→ **EXERCÍCIO ESCRITO A**:
De acordo com o texto sobre a monstrificação na política, por que as tentativas de transformar em monstros os defensores do aborto legal e as pessoas LGBT encontram limites? Responda em até três frases.
→ **EXERCÍCIO ESCRITO B**:
No texto sobre a monstrificação na política, qual é o título do ciclo de debates de que Judith Butler participará no SESC?
→ **EXERCÍCIO ESCRITO C**:
Transcreva do texto sobre a monstrificação na política o trecho que vai de "3) Por que o" até "viraram palavrões.", inclusive.

--- TEXTO FORNECIDO ---

Com o ódio deslocado para um monstro que não existe, oprimidos votam em opressores acreditando que se libertam
É assim que se cria uma base eleitoral que vota para botar ordem na
casa, mas não para mudar a ordem da casa. É assim que oprimidos votam em
opressores acreditando que se libertam. É assim que se faz uma
democracia sem povo – uma impossibilidade lógica que se realizou no Brasil.
3) Por que o “pedófilo” é o “monstro” perfeito para o momento político?
Por que o “pedófilo” e não outro? Esta é uma pergunta que vale a pena
ser feita. Há muitas respostas possíveis. Já se tentou – e ainda se
tenta – monstrificar muita gente. O aborto foi
a moeda eleitoral da eleição de 2010
e os defensores do direito de as mulheres interromperem uma gestação
indesejada foram chamados de “assassinos de fetos”. Gays, lésbicas,
travestis, transexuais e transgêneros estão sempre na mira, como os
episódios homofóbicos e o assassinato de LGBTs nos últimos anos
mostraram. Feminismo e feministas, em algumas páginas do Facebook,
viraram palavrões.
A tentativa acaba de ser reeditada com os protestos contra a palestra da filósofa americana
Judith Butler no SESC, em São Paulo. Ela participará do ciclo de debates intitulado
Os fins da democracia,
entre 7 e 9 de novembro. Acusam-na, vejam só, de “inventar a ideologia
de gênero”. A vergonha alheia só não é maior porque quem tem um
presidente como
Donald Trump é capaz de entender em profundidade tanto o oportunismo quanto a burrice.
Mas, se as tentativas de monstrificar pessoas são constantes, há
grupos organizados para defender os direitos das mulheres sobre o seu
corpo e para denunciar a homofobia e a transfobia. E estes grupos não
permitem mais a conversão de seus corpos em monstruosidades e de seus
direitos em monstruosidades. Nestes campos, há resistência. E ela é
forte.
Qual é, então, o monstro mais monstro deste momento histórico, o
monstro indefensável? O pedófilo, claro. Quem vai defender um adulto que
abusa de crianças? Ninguém.
Mas há um problema. Os pedófilos não andam por aí nem são uma
categoria. A maioria, aliás, como as estatísticas mostram, está dentro
de casa ou muito perto dela. Ao contrário de muitos que apontam o dedo
diante de museus,
eu já escutei vários pedófilos reais como repórter.

--- REGISTROS DE DADOS ---

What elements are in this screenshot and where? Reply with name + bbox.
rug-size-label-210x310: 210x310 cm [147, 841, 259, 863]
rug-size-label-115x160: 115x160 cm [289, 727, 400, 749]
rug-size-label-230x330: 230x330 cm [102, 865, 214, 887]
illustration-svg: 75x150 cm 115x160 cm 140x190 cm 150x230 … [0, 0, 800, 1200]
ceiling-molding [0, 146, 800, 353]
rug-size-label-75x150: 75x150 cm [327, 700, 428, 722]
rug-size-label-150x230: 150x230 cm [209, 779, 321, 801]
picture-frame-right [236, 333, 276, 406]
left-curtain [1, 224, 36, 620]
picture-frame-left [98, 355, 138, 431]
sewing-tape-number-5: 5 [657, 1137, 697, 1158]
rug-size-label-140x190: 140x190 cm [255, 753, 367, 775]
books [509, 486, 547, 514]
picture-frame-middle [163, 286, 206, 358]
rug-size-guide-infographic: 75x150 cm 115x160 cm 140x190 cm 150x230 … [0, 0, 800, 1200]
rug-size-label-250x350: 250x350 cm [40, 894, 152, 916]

---

→ **SOLUÇÃO COMENTADA A**:
Existem grupos organizados que defendem os direitos das mulheres sobre o próprio corpo e que denunciam a homofobia e a transfobia. Esses grupos já não permitem que seus corpos e seus direitos sejam convertidos em monstruosidades. Nesses campos há resistência, e ela é forte.

→ **SOLUÇÃO COMENTADA B**:
Os fins da democracia.

→ **SOLUÇÃO COMENTADA C**:
3) Por que o “pedófilo” é o “monstro” perfeito para o momento político?
Por que o “pedófilo” e não outro? Esta é uma pergunta que vale a pena
ser feita. Há muitas respostas possíveis. Já se tentou – e ainda se
tenta – monstrificar muita gente. O aborto foi
a moeda eleitoral da eleição de 2010
e os defensores do direito de as mulheres interromperem uma gestação
indesejada foram chamados de “assassinos de fetos”. Gays, lésbicas,
travestis, transexuais e transgêneros estão sempre na mira, como os
episódios homofóbicos e o assassinato de LGBTs nos últimos anos
mostraram. Feminismo e feministas, em algumas páginas do Facebook,
viraram palavrões.